Reproduce each of the entries below verbatim, line for line, leaving out the pictures.
** Begin Listed records **
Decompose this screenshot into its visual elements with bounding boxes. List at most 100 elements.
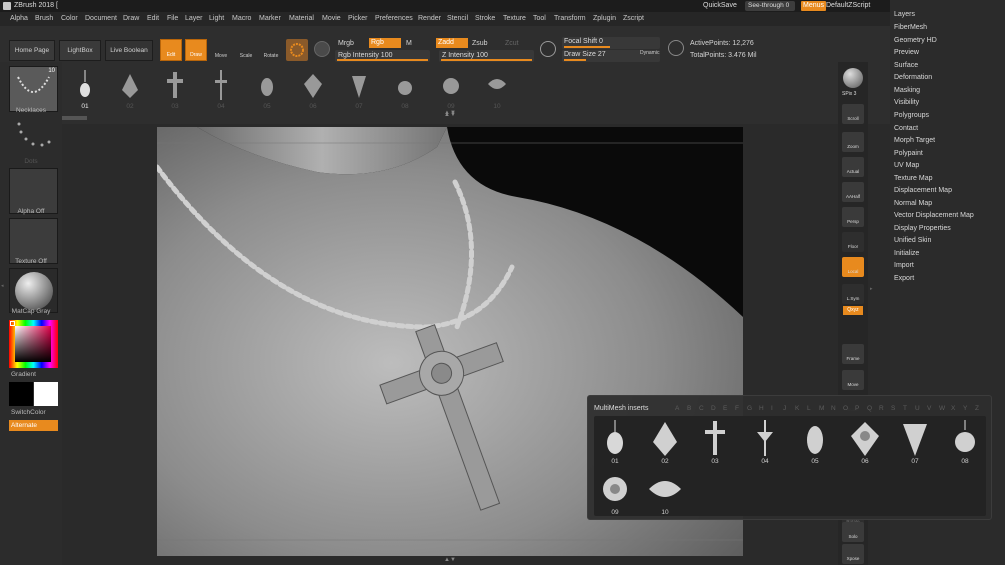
home-page-button[interactable]: Home Page	[9, 40, 55, 61]
insert-thumb-08[interactable]	[947, 418, 983, 458]
rotate-button[interactable]: Rotate	[260, 39, 282, 61]
letter-filter[interactable]: R	[879, 405, 884, 412]
menu-file[interactable]: File	[167, 15, 178, 22]
menu-transform[interactable]: Transform	[554, 15, 586, 22]
letter-filter[interactable]: W	[939, 405, 945, 412]
brush-radius-icon[interactable]	[540, 41, 556, 57]
menu-layer[interactable]: Layer	[185, 15, 203, 22]
letter-filter[interactable]: B	[687, 405, 691, 412]
letter-filter[interactable]: Y	[963, 405, 967, 412]
panel-item-surface[interactable]: Surface	[894, 62, 918, 69]
panel-item-fibermesh[interactable]: FiberMesh	[894, 24, 927, 31]
letter-filter[interactable]: I	[771, 405, 773, 412]
insert-thumb-10[interactable]	[647, 469, 683, 509]
brush-thumb-09[interactable]	[438, 68, 464, 102]
spix-label[interactable]: SPix 3	[842, 91, 856, 97]
local-button[interactable]: Local	[842, 257, 864, 277]
sculptris-pro-button[interactable]	[286, 39, 308, 61]
menu-picker[interactable]: Picker	[348, 15, 367, 22]
insert-thumb-09[interactable]	[597, 469, 633, 509]
brush-thumb-03[interactable]	[162, 68, 188, 102]
menu-marker[interactable]: Marker	[259, 15, 281, 22]
panel-item-texture-map[interactable]: Texture Map	[894, 175, 933, 182]
panel-item-polypaint[interactable]: Polypaint	[894, 150, 923, 157]
panel-item-unified-skin[interactable]: Unified Skin	[894, 237, 931, 244]
m-button[interactable]: M	[406, 40, 412, 47]
gradient-label[interactable]: Gradient	[11, 371, 73, 378]
menu-texture[interactable]: Texture	[503, 15, 526, 22]
insert-thumb-01[interactable]	[597, 418, 633, 458]
scale-button[interactable]: Scale	[235, 39, 257, 61]
panel-item-uv-map[interactable]: UV Map	[894, 162, 919, 169]
panel-item-normal-map[interactable]: Normal Map	[894, 200, 932, 207]
live-boolean-button[interactable]: Live Boolean	[105, 40, 153, 61]
panel-item-visibility[interactable]: Visibility	[894, 99, 919, 106]
zoom-button[interactable]: Zoom	[842, 132, 864, 152]
letter-filter[interactable]: V	[927, 405, 931, 412]
panel-item-deformation[interactable]: Deformation	[894, 74, 932, 81]
panel-item-export[interactable]: Export	[894, 275, 914, 282]
zadd-button[interactable]: Zadd	[436, 38, 468, 48]
insert-thumb-07[interactable]	[897, 418, 933, 458]
letter-filter[interactable]: J	[783, 405, 786, 412]
letter-filter[interactable]: G	[747, 405, 752, 412]
xpose-button[interactable]: Xpose	[842, 544, 864, 564]
menu-tool[interactable]: Tool	[533, 15, 546, 22]
zcut-button[interactable]: Zcut	[505, 40, 519, 47]
scroll-button[interactable]: Scroll	[842, 104, 864, 124]
brush-thumb-10[interactable]	[484, 68, 510, 102]
menu-zplugin[interactable]: Zplugin	[593, 15, 616, 22]
default-zscript-button[interactable]: DefaultZScript	[826, 2, 870, 9]
letter-filter[interactable]: H	[759, 405, 764, 412]
dynamic-toggle[interactable]: Dynamic	[640, 50, 659, 56]
panel-item-contact[interactable]: Contact	[894, 125, 918, 132]
see-through-slider[interactable]: See-through 0	[745, 1, 795, 11]
z-intensity-slider[interactable]: Z Intensity 100	[439, 50, 534, 62]
collapse-right-icon[interactable]: ▸	[870, 286, 873, 292]
insert-thumb-03[interactable]	[697, 418, 733, 458]
lightbox-button[interactable]: LightBox	[59, 40, 101, 61]
color-cursor-icon[interactable]	[10, 321, 15, 326]
letter-filter[interactable]: F	[735, 405, 739, 412]
menu-light[interactable]: Light	[209, 15, 224, 22]
menu-zscript[interactable]: Zscript	[623, 15, 644, 22]
letter-filter[interactable]: C	[699, 405, 704, 412]
letter-filter[interactable]: L	[807, 405, 811, 412]
insert-thumb-06[interactable]	[847, 418, 883, 458]
letter-filter[interactable]: U	[915, 405, 920, 412]
move-view-button[interactable]: Move	[842, 370, 864, 390]
letter-filter[interactable]: O	[843, 405, 848, 412]
quicksave-button[interactable]: QuickSave	[703, 2, 737, 9]
brush-thumb-01[interactable]	[72, 68, 98, 102]
panel-item-import[interactable]: Import	[894, 262, 914, 269]
secondary-color-swatch[interactable]	[34, 382, 58, 406]
brush-thumb-07[interactable]	[346, 68, 372, 102]
move-button[interactable]: Move	[210, 39, 232, 61]
edit-button[interactable]: Edit	[160, 39, 182, 61]
switch-color-button[interactable]: SwitchColor	[11, 409, 73, 416]
rgb-intensity-slider[interactable]: Rgb Intensity 100	[335, 50, 430, 62]
letter-filter[interactable]: Z	[975, 405, 979, 412]
menu-stencil[interactable]: Stencil	[447, 15, 468, 22]
draw-button[interactable]: Draw	[185, 39, 207, 61]
brush-thumb-06[interactable]	[300, 68, 326, 102]
alternate-button[interactable]: Alternate	[9, 420, 58, 431]
menu-movie[interactable]: Movie	[322, 15, 341, 22]
menu-render[interactable]: Render	[418, 15, 441, 22]
letter-filter[interactable]: N	[831, 405, 836, 412]
menu-draw[interactable]: Draw	[123, 15, 139, 22]
panel-item-initialize[interactable]: Initialize	[894, 250, 919, 257]
brush-thumb-04[interactable]	[208, 68, 234, 102]
floor-button[interactable]: Floor	[842, 232, 864, 252]
matcap-thumb[interactable]	[9, 268, 58, 313]
letter-filter[interactable]: X	[951, 405, 955, 412]
panel-item-geometry-hd[interactable]: Geometry HD	[894, 37, 937, 44]
necklaces-brush-thumb[interactable]: 10	[9, 66, 58, 112]
primary-color-swatch[interactable]	[9, 382, 33, 406]
menus-toggle[interactable]: Menus	[801, 1, 827, 11]
chevron-up-down-icon[interactable]: ▲▼	[444, 557, 456, 563]
bpr-sphere-icon[interactable]	[843, 68, 863, 88]
brush-thumb-08[interactable]	[392, 68, 418, 102]
rgb-button[interactable]: Rgb	[369, 38, 401, 48]
panel-item-display-properties[interactable]: Display Properties	[894, 225, 951, 232]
** End Listed records **
## Finished exercise
Decompose this screenshot into its visual elements with bounding boxes. List at most 100 elements.
home-page-button[interactable]: Home Page	[9, 40, 55, 61]
insert-thumb-08[interactable]	[947, 418, 983, 458]
rotate-button[interactable]: Rotate	[260, 39, 282, 61]
letter-filter[interactable]: R	[879, 405, 884, 412]
menu-file[interactable]: File	[167, 15, 178, 22]
menu-transform[interactable]: Transform	[554, 15, 586, 22]
letter-filter[interactable]: W	[939, 405, 945, 412]
brush-radius-icon[interactable]	[540, 41, 556, 57]
menu-layer[interactable]: Layer	[185, 15, 203, 22]
letter-filter[interactable]: B	[687, 405, 691, 412]
letter-filter[interactable]: Y	[963, 405, 967, 412]
panel-item-surface[interactable]: Surface	[894, 62, 918, 69]
panel-item-fibermesh[interactable]: FiberMesh	[894, 24, 927, 31]
letter-filter[interactable]: I	[771, 405, 773, 412]
insert-thumb-10[interactable]	[647, 469, 683, 509]
brush-thumb-09[interactable]	[438, 68, 464, 102]
spix-label[interactable]: SPix 3	[842, 91, 856, 97]
local-button[interactable]: Local	[842, 257, 864, 277]
sculptris-pro-button[interactable]	[286, 39, 308, 61]
menu-picker[interactable]: Picker	[348, 15, 367, 22]
insert-thumb-09[interactable]	[597, 469, 633, 509]
brush-thumb-03[interactable]	[162, 68, 188, 102]
menu-marker[interactable]: Marker	[259, 15, 281, 22]
panel-item-texture-map[interactable]: Texture Map	[894, 175, 933, 182]
panel-item-polypaint[interactable]: Polypaint	[894, 150, 923, 157]
panel-item-unified-skin[interactable]: Unified Skin	[894, 237, 931, 244]
m-button[interactable]: M	[406, 40, 412, 47]
gradient-label[interactable]: Gradient	[11, 371, 73, 378]
menu-texture[interactable]: Texture	[503, 15, 526, 22]
insert-thumb-01[interactable]	[597, 418, 633, 458]
scale-button[interactable]: Scale	[235, 39, 257, 61]
panel-item-uv-map[interactable]: UV Map	[894, 162, 919, 169]
panel-item-normal-map[interactable]: Normal Map	[894, 200, 932, 207]
live-boolean-button[interactable]: Live Boolean	[105, 40, 153, 61]
panel-item-visibility[interactable]: Visibility	[894, 99, 919, 106]
zoom-button[interactable]: Zoom	[842, 132, 864, 152]
letter-filter[interactable]: V	[927, 405, 931, 412]
panel-item-deformation[interactable]: Deformation	[894, 74, 932, 81]
panel-item-export[interactable]: Export	[894, 275, 914, 282]
zadd-button[interactable]: Zadd	[436, 38, 468, 48]
insert-thumb-07[interactable]	[897, 418, 933, 458]
letter-filter[interactable]: J	[783, 405, 786, 412]
letter-filter[interactable]: G	[747, 405, 752, 412]
xpose-button[interactable]: Xpose	[842, 544, 864, 564]
menu-tool[interactable]: Tool	[533, 15, 546, 22]
zcut-button[interactable]: Zcut	[505, 40, 519, 47]
scroll-button[interactable]: Scroll	[842, 104, 864, 124]
brush-thumb-10[interactable]	[484, 68, 510, 102]
menu-zplugin[interactable]: Zplugin	[593, 15, 616, 22]
default-zscript-button[interactable]: DefaultZScript	[826, 2, 870, 9]
letter-filter[interactable]: H	[759, 405, 764, 412]
dynamic-toggle[interactable]: Dynamic	[640, 50, 659, 56]
panel-item-contact[interactable]: Contact	[894, 125, 918, 132]
see-through-slider[interactable]: See-through 0	[745, 1, 795, 11]
z-intensity-slider[interactable]: Z Intensity 100	[439, 50, 534, 62]
collapse-right-icon[interactable]: ▸	[870, 286, 873, 292]
insert-thumb-03[interactable]	[697, 418, 733, 458]
lightbox-button[interactable]: LightBox	[59, 40, 101, 61]
color-cursor-icon[interactable]	[10, 321, 15, 326]
letter-filter[interactable]: F	[735, 405, 739, 412]
menu-light[interactable]: Light	[209, 15, 224, 22]
menu-zscript[interactable]: Zscript	[623, 15, 644, 22]
letter-filter[interactable]: C	[699, 405, 704, 412]
letter-filter[interactable]: L	[807, 405, 811, 412]
insert-thumb-06[interactable]	[847, 418, 883, 458]
letter-filter[interactable]: U	[915, 405, 920, 412]
move-view-button[interactable]: Move	[842, 370, 864, 390]
letter-filter[interactable]: O	[843, 405, 848, 412]
quicksave-button[interactable]: QuickSave	[703, 2, 737, 9]
brush-thumb-01[interactable]	[72, 68, 98, 102]
panel-item-import[interactable]: Import	[894, 262, 914, 269]
secondary-color-swatch[interactable]	[34, 382, 58, 406]
brush-thumb-07[interactable]	[346, 68, 372, 102]
move-button[interactable]: Move	[210, 39, 232, 61]
edit-button[interactable]: Edit	[160, 39, 182, 61]
switch-color-button[interactable]: SwitchColor	[11, 409, 73, 416]
rgb-intensity-slider[interactable]: Rgb Intensity 100	[335, 50, 430, 62]
letter-filter[interactable]: Z	[975, 405, 979, 412]
menu-stencil[interactable]: Stencil	[447, 15, 468, 22]
draw-button[interactable]: Draw	[185, 39, 207, 61]
brush-thumb-06[interactable]	[300, 68, 326, 102]
alternate-button[interactable]: Alternate	[9, 420, 58, 431]
menu-movie[interactable]: Movie	[322, 15, 341, 22]
menu-render[interactable]: Render	[418, 15, 441, 22]
letter-filter[interactable]: N	[831, 405, 836, 412]
menu-draw[interactable]: Draw	[123, 15, 139, 22]
panel-item-initialize[interactable]: Initialize	[894, 250, 919, 257]
brush-thumb-04[interactable]	[208, 68, 234, 102]
floor-button[interactable]: Floor	[842, 232, 864, 252]
matcap-thumb[interactable]	[9, 268, 58, 313]
letter-filter[interactable]: X	[951, 405, 955, 412]
panel-item-geometry-hd[interactable]: Geometry HD	[894, 37, 937, 44]
necklaces-brush-thumb[interactable]: 10	[9, 66, 58, 112]
primary-color-swatch[interactable]	[9, 382, 33, 406]
menus-toggle[interactable]: Menus	[801, 1, 827, 11]
chevron-up-down-icon[interactable]: ▲▼	[444, 557, 456, 563]
bpr-sphere-icon[interactable]	[843, 68, 863, 88]
brush-thumb-08[interactable]	[392, 68, 418, 102]
rgb-button[interactable]: Rgb	[369, 38, 401, 48]
panel-item-display-properties[interactable]: Display Properties	[894, 225, 951, 232]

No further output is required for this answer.